* **Task details**
Whenever a line contains the string "title", copy it out of the entries.

* **Data entries**
----

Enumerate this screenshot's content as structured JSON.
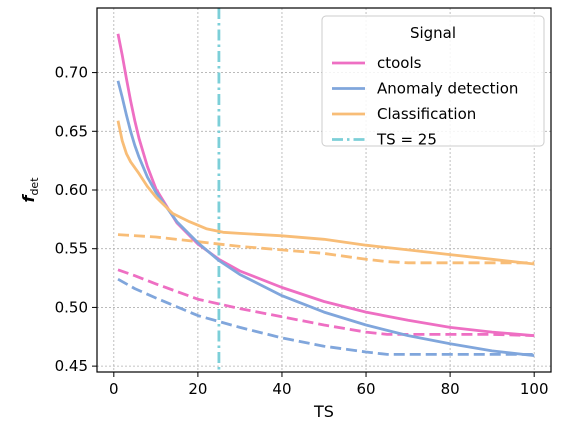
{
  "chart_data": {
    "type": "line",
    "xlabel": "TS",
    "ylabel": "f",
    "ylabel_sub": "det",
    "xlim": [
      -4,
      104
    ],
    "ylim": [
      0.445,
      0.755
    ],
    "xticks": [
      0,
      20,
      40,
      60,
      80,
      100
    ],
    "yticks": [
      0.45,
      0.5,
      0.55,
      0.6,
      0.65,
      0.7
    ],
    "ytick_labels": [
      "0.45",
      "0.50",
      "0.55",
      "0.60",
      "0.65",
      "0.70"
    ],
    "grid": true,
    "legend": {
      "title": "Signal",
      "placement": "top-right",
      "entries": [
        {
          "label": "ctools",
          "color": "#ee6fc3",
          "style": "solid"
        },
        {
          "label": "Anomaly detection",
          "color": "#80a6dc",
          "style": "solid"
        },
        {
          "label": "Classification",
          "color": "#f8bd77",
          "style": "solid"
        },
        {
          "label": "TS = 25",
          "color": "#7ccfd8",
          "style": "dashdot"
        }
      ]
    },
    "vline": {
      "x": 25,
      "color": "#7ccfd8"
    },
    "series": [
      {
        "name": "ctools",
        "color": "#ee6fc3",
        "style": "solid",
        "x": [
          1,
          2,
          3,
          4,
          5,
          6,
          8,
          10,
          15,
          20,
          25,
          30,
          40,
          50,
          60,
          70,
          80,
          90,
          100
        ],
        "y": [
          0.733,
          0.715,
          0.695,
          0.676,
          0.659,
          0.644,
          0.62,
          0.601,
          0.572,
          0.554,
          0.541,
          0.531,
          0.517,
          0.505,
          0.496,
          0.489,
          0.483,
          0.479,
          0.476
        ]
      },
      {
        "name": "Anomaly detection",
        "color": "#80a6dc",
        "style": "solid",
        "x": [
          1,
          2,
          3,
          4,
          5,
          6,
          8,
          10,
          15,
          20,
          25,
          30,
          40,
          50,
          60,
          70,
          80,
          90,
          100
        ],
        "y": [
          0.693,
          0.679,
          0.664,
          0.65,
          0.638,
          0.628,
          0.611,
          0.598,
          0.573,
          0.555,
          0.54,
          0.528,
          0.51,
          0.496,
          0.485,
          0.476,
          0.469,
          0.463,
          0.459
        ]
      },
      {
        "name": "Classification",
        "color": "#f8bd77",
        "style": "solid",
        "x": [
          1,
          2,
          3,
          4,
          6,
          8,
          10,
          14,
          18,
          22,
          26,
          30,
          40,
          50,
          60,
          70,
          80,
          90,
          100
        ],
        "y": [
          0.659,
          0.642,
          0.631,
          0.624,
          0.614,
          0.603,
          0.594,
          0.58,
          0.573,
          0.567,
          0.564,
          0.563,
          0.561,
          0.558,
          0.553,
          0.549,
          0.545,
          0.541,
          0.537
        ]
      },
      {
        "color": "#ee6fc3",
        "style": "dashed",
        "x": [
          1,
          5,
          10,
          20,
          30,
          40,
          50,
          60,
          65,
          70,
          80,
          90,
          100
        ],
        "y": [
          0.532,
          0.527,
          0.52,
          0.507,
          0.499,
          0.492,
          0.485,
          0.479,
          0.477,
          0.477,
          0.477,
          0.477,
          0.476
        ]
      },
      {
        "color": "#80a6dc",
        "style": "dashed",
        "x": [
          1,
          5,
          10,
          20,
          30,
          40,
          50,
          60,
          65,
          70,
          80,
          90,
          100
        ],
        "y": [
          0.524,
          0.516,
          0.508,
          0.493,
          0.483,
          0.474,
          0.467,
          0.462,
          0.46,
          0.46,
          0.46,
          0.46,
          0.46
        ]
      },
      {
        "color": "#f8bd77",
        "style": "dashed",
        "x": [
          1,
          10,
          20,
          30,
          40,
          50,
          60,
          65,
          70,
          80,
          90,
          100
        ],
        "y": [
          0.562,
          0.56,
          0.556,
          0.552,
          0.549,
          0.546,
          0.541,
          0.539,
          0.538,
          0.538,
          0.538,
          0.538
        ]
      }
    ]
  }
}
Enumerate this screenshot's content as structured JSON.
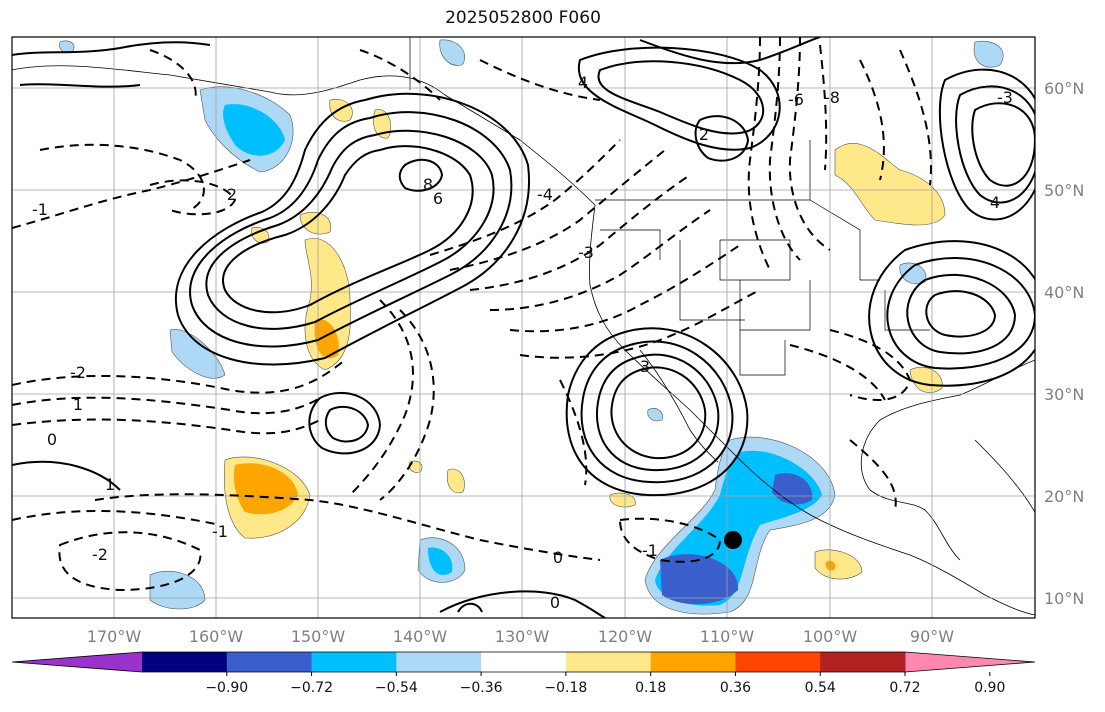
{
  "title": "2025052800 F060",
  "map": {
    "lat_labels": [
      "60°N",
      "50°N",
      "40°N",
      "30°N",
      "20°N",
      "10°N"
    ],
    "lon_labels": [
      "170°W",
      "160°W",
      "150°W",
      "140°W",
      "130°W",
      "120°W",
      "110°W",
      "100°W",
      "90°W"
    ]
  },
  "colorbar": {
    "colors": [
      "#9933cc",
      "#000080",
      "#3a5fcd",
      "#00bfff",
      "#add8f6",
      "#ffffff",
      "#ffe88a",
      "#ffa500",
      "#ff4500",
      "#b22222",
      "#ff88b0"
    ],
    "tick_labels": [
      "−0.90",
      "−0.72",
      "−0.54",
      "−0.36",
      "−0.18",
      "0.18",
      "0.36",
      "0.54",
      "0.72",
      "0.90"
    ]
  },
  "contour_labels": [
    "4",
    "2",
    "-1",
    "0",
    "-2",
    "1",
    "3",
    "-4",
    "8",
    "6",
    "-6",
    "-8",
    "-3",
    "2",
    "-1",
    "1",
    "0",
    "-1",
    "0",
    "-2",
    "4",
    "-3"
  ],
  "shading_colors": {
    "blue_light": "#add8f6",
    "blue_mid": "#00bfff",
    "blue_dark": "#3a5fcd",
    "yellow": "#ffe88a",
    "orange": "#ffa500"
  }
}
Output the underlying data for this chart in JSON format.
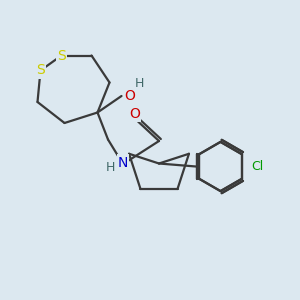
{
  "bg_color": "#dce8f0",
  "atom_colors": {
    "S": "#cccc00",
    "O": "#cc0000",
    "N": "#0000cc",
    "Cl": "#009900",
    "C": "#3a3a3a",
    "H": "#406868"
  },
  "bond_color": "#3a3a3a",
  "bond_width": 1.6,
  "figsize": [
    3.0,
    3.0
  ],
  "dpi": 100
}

----

* **Solution for this exercise**
      "title": "Signal",
  "title": "2025052800 F060",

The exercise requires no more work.